◆ **Task requirements**
Pull every "this" line out of the data below.

◆ **Working data**
++++++++
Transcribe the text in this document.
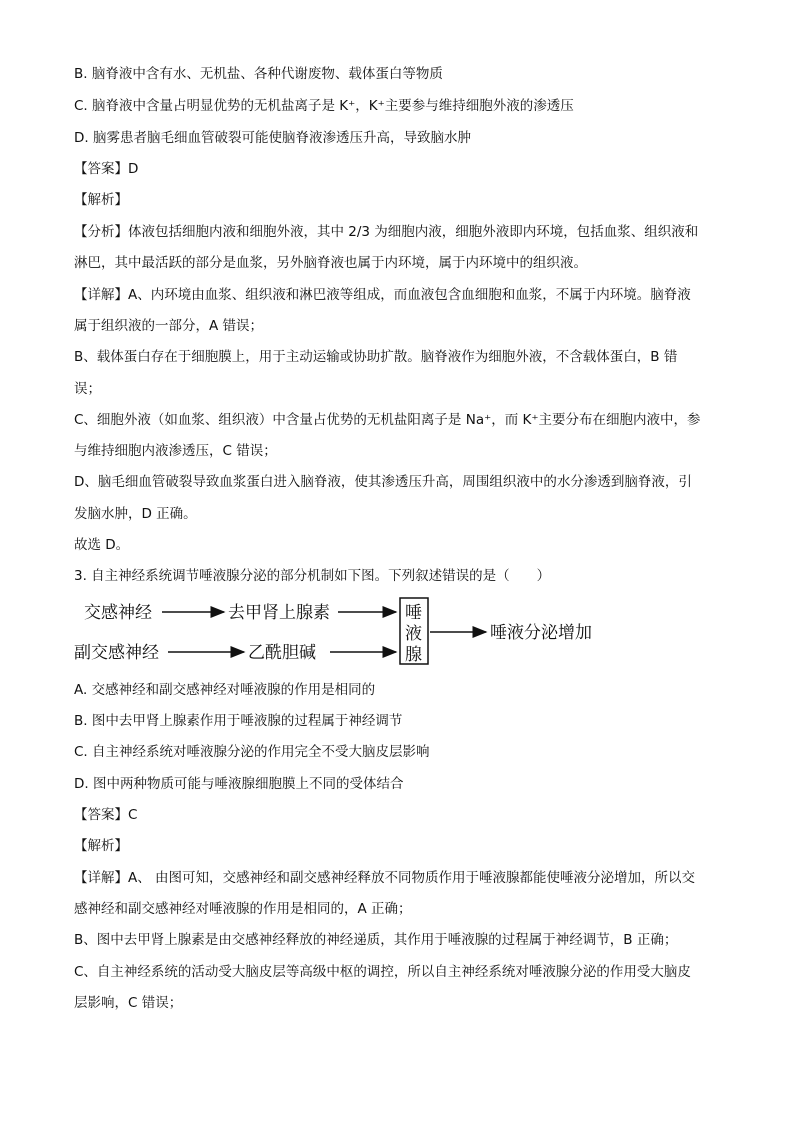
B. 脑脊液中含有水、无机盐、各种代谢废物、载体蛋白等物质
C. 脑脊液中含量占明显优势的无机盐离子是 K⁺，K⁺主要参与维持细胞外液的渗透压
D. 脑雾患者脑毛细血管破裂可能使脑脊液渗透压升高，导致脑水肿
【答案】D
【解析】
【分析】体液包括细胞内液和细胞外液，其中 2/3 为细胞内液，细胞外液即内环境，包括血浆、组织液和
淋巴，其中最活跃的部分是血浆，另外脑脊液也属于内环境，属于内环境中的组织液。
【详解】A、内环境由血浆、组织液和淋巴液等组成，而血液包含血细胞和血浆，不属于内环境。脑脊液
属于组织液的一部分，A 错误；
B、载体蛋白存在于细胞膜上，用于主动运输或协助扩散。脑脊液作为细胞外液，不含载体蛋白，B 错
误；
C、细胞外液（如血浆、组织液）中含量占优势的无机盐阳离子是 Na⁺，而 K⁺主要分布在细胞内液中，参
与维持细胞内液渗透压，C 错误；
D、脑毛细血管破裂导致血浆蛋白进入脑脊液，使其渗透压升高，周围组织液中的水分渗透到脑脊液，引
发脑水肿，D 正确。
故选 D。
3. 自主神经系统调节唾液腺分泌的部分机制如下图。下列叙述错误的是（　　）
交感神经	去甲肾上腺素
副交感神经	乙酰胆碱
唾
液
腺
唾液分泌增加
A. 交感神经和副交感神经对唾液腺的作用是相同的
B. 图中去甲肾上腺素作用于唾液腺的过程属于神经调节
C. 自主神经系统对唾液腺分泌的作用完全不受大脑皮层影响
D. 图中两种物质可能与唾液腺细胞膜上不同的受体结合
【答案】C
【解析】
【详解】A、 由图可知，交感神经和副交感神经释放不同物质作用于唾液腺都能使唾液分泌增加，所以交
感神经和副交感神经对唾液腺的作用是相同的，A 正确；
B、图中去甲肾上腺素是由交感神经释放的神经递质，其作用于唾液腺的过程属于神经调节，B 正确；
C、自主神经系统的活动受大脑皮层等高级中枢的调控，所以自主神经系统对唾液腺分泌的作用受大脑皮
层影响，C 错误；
++++++++
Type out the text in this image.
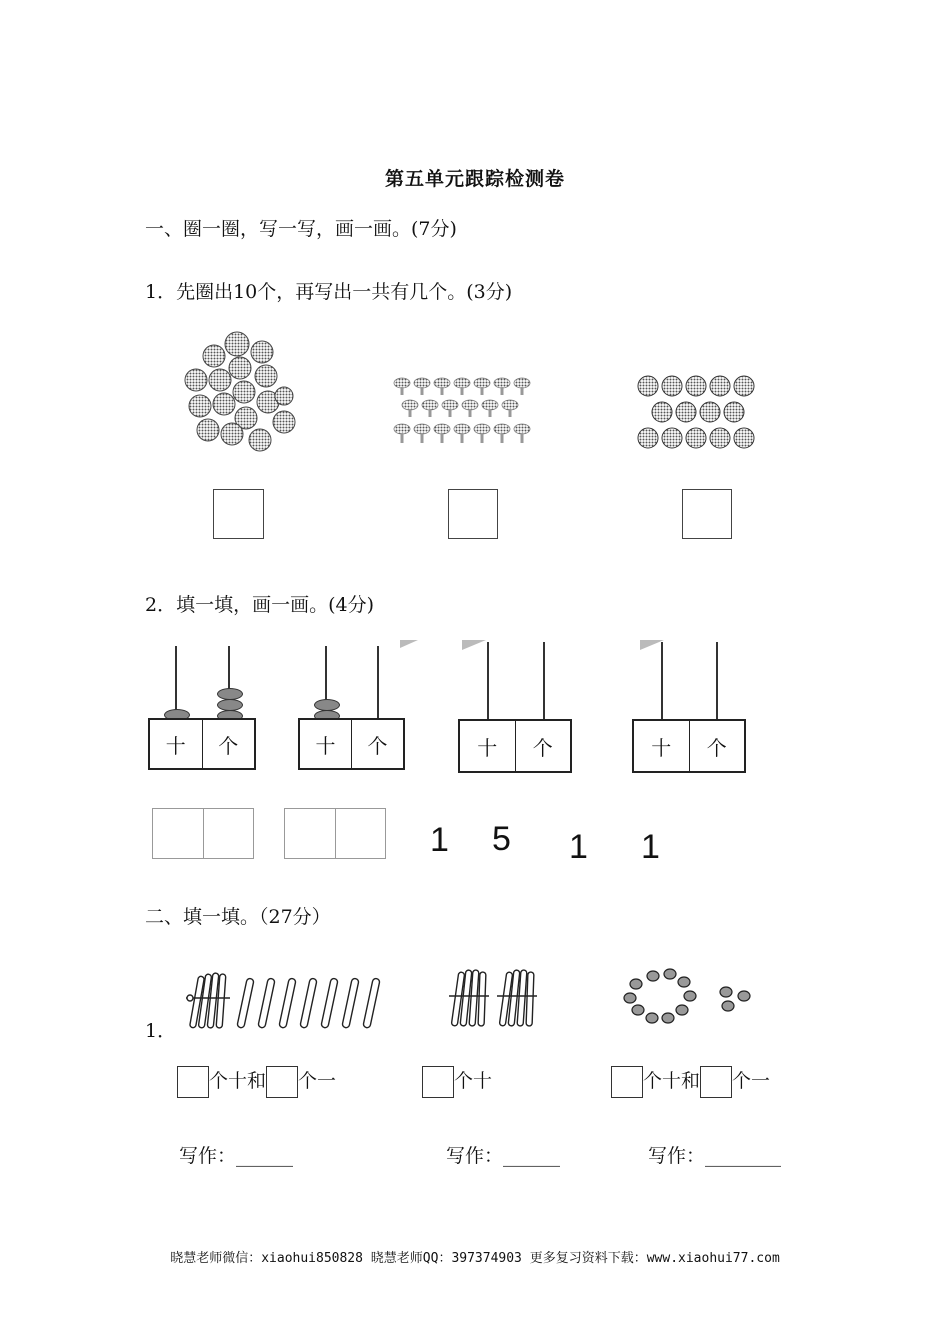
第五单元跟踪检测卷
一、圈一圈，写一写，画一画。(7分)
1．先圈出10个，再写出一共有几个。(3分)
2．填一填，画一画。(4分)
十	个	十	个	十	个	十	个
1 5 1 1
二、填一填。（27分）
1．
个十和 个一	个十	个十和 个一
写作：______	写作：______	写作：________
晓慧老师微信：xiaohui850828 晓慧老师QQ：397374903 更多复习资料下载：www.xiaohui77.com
++++++++
◆ **The result**
Transcribe the text in this document.
Type out the text in this image.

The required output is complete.